─── Information supplied
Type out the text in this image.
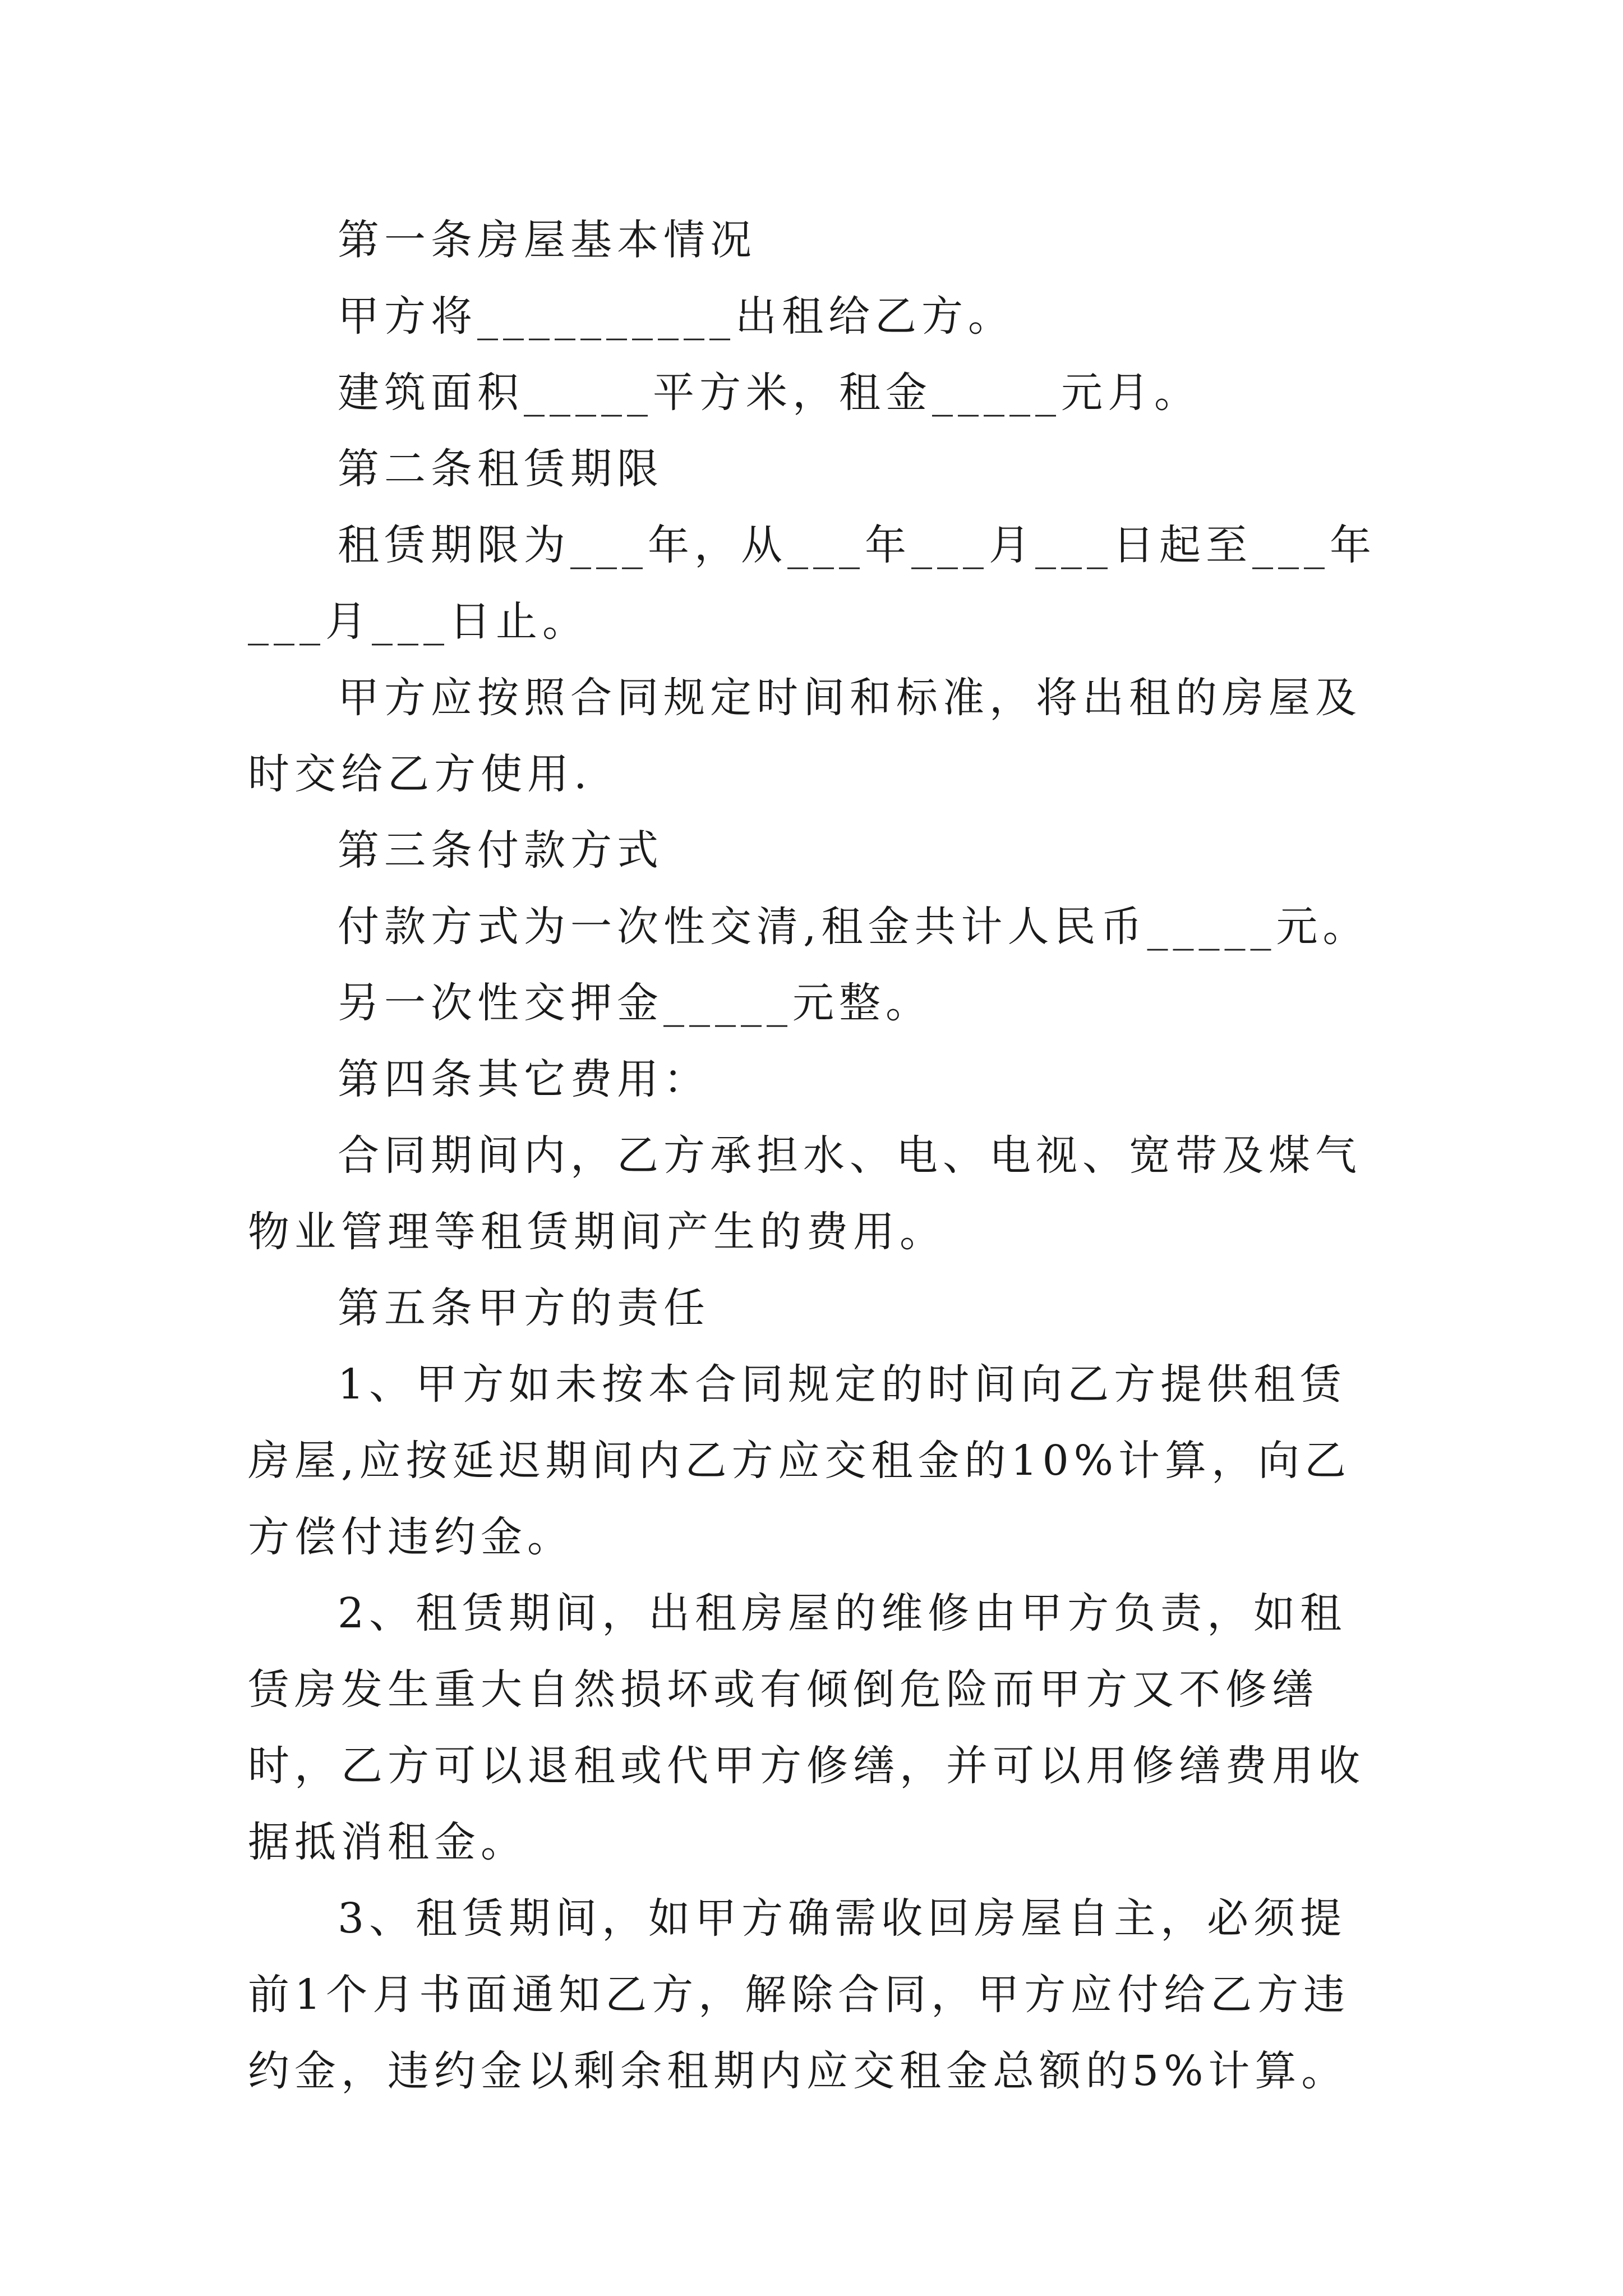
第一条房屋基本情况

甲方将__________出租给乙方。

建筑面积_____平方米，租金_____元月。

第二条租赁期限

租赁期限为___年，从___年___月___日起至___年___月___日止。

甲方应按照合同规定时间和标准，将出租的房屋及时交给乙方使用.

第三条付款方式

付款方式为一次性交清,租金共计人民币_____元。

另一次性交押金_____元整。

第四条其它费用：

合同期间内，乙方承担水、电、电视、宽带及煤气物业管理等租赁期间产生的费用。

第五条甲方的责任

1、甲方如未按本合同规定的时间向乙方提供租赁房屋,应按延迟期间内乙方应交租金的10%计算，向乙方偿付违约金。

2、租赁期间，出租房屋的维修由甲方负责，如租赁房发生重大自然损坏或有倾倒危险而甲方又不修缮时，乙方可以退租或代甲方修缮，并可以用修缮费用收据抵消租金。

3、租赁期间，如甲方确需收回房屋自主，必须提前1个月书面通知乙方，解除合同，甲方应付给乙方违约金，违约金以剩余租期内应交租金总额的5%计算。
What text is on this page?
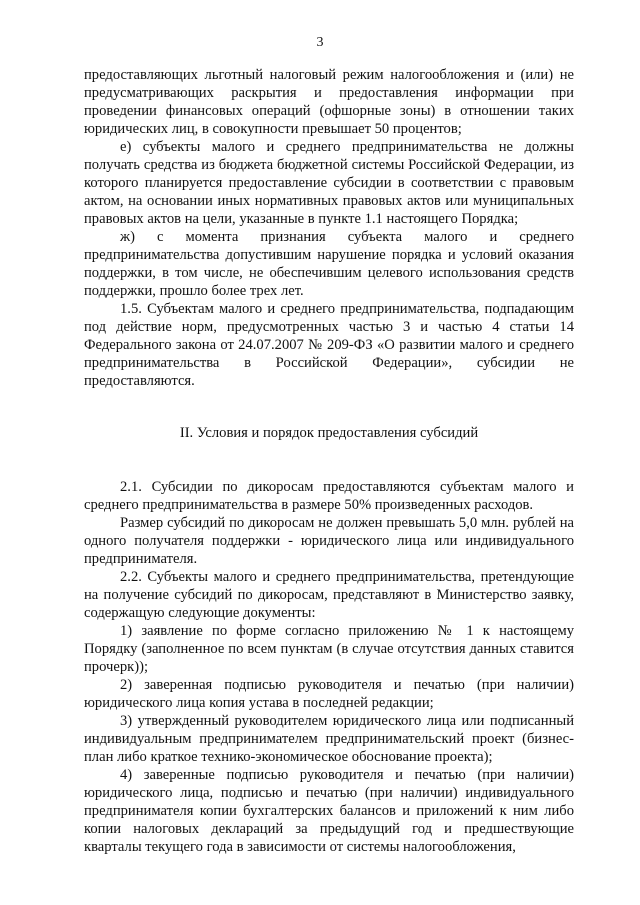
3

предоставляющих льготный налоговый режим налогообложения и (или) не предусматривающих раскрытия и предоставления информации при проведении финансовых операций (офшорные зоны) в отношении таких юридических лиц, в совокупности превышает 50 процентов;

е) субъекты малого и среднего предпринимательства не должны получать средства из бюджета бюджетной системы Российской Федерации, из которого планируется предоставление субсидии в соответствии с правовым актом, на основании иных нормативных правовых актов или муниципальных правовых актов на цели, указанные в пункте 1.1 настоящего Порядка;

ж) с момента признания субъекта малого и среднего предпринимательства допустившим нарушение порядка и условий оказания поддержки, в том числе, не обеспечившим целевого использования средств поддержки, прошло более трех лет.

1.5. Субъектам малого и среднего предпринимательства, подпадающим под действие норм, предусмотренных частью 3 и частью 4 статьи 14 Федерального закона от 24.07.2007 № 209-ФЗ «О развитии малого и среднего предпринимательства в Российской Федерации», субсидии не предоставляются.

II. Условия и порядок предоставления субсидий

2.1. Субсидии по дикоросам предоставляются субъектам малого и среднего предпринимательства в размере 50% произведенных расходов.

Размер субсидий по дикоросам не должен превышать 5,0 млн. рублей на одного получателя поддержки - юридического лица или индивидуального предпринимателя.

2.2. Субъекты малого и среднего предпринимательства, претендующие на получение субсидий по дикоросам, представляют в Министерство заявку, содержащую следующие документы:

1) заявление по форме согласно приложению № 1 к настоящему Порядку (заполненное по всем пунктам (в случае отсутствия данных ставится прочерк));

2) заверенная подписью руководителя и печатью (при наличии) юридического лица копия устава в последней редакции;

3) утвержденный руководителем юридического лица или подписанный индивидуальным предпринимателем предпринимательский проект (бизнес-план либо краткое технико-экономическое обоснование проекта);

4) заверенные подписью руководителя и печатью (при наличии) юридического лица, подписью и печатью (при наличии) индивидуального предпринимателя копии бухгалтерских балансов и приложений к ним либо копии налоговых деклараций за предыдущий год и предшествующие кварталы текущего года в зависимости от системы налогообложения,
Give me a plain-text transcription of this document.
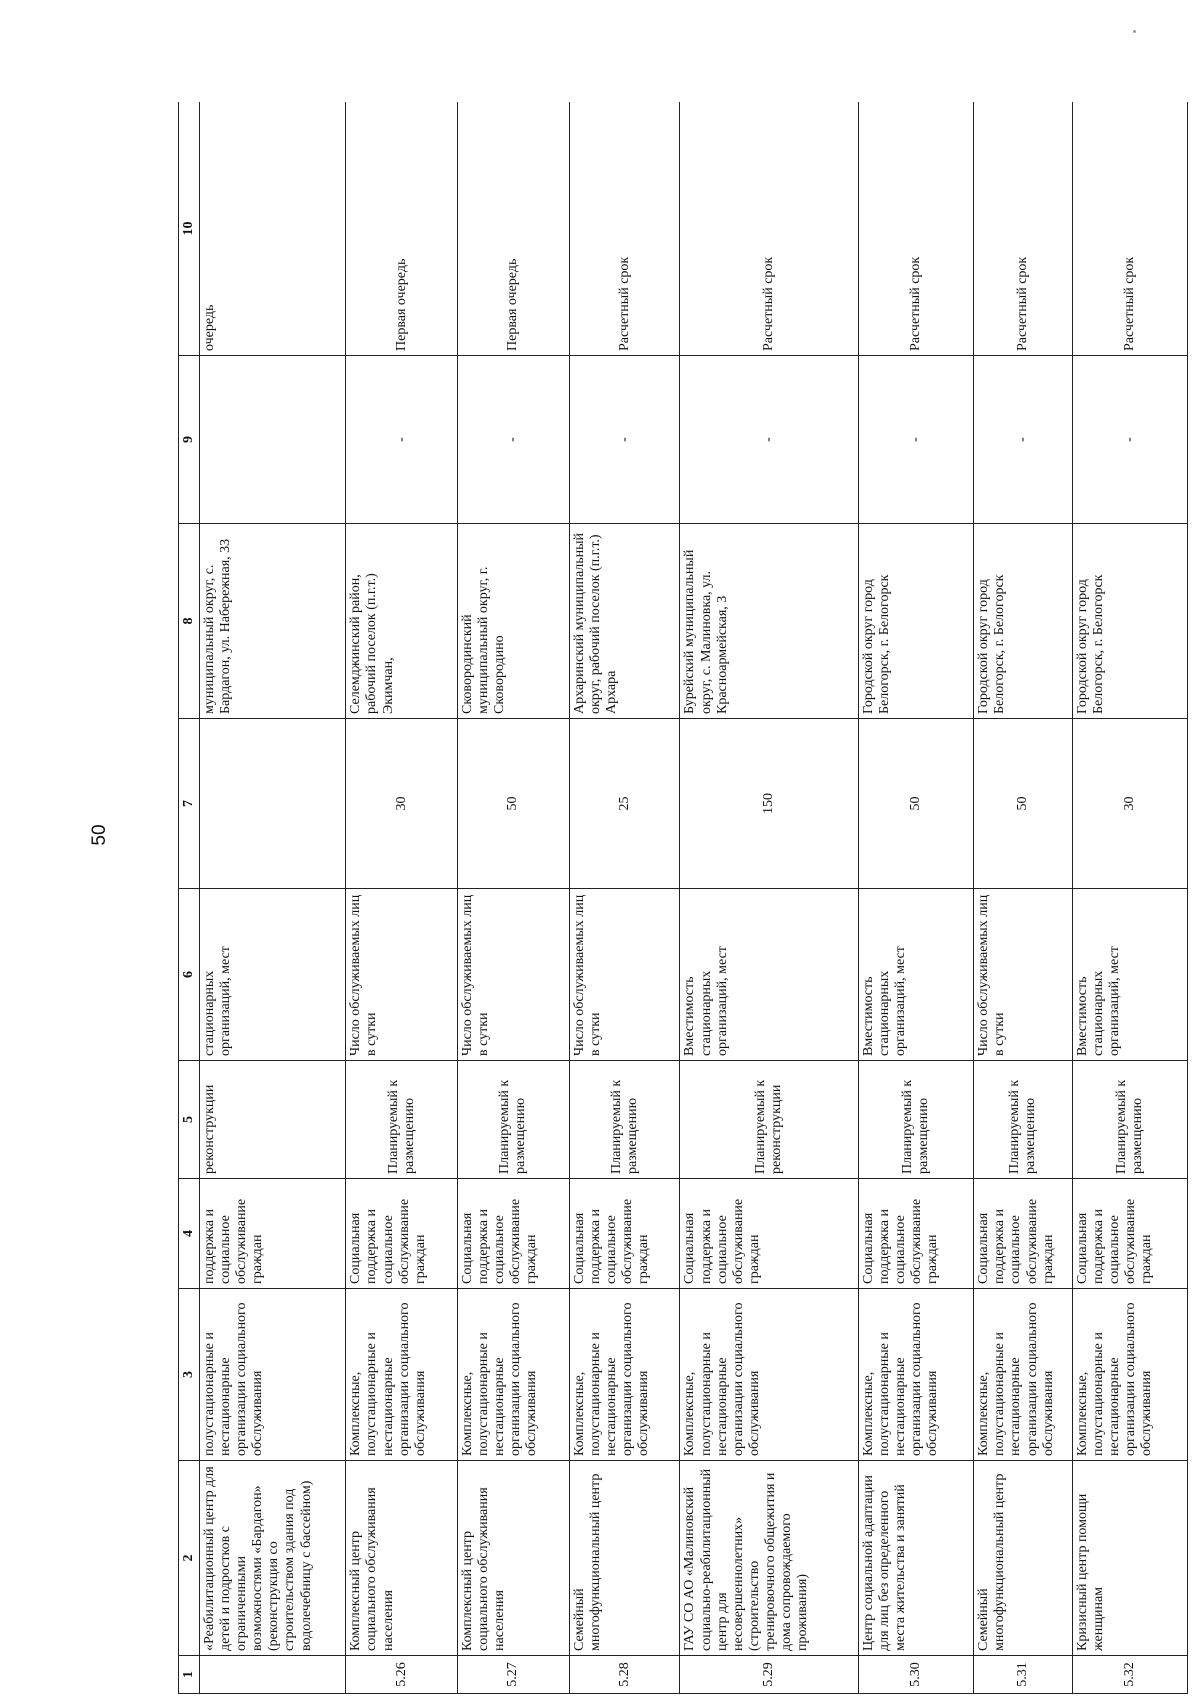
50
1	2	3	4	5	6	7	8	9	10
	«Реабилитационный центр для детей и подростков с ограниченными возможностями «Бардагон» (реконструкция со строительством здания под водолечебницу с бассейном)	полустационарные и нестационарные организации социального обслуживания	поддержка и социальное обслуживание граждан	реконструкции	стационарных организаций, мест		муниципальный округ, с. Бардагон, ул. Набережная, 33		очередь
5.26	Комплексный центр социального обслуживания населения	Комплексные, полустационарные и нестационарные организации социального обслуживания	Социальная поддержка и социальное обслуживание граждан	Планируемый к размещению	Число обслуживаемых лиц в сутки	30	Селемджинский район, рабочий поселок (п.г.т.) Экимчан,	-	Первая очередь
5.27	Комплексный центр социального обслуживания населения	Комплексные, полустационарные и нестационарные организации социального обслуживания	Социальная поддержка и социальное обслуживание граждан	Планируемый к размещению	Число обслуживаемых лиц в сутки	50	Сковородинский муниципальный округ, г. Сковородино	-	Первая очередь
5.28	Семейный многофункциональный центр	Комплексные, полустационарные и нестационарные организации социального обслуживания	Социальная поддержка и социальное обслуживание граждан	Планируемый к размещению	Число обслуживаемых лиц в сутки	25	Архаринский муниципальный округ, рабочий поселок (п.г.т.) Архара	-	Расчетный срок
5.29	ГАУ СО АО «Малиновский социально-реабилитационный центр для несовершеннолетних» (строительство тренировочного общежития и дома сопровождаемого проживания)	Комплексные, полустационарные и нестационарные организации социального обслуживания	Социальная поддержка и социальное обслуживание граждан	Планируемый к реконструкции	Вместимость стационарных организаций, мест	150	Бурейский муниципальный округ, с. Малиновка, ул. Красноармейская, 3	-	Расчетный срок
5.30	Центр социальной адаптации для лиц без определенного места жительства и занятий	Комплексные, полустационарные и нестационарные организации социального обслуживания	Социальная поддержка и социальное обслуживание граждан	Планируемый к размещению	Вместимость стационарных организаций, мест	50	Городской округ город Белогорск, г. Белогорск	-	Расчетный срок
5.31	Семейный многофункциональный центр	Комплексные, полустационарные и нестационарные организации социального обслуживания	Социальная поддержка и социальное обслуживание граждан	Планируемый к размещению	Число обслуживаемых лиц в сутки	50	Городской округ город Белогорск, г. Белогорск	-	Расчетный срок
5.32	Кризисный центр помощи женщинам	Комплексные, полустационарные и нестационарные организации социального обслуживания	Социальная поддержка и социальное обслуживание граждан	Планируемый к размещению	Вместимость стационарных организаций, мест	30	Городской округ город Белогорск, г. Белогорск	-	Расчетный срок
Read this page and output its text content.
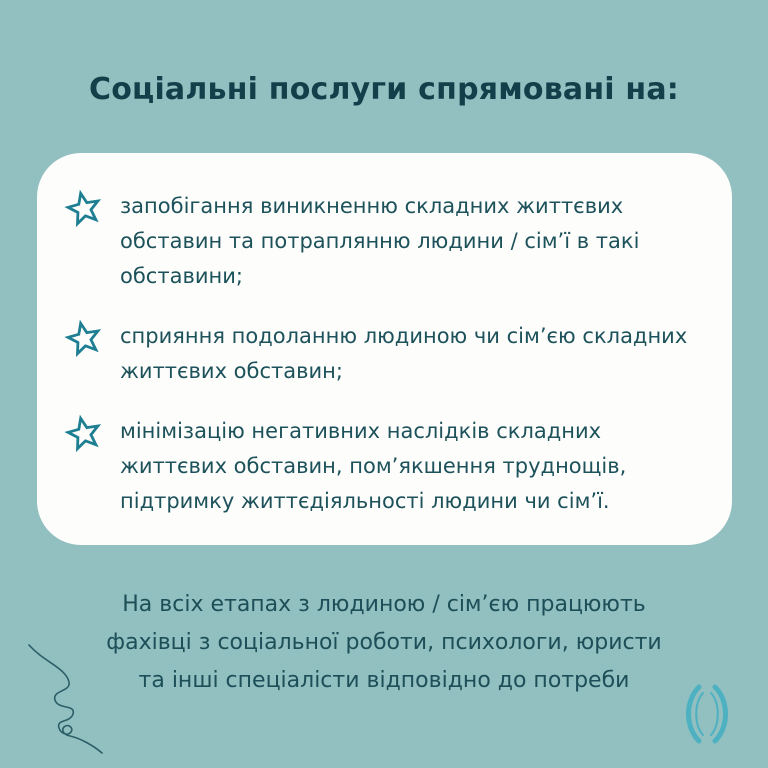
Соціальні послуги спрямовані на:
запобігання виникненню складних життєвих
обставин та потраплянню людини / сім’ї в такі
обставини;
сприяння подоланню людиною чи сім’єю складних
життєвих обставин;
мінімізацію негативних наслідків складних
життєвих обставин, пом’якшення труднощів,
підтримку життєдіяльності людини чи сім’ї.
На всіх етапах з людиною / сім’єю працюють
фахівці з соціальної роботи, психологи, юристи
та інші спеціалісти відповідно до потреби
──────
§ **Work required**
Output the span from the line with "Read this page and output its text content." through the last line of the data, inclusive and exact, and omit every picture.

§ **Solution to the problem**
Read this page and output its text content.
Соціальні послуги спрямовані на:
запобігання виникненню складних життєвих
обставин та потраплянню людини / сім’ї в такі
обставини;
сприяння подоланню людиною чи сім’єю складних
життєвих обставин;
мінімізацію негативних наслідків складних
життєвих обставин, пом’якшення труднощів,
підтримку життєдіяльності людини чи сім’ї.
На всіх етапах з людиною / сім’єю працюють
фахівці з соціальної роботи, психологи, юристи
та інші спеціалісти відповідно до потреби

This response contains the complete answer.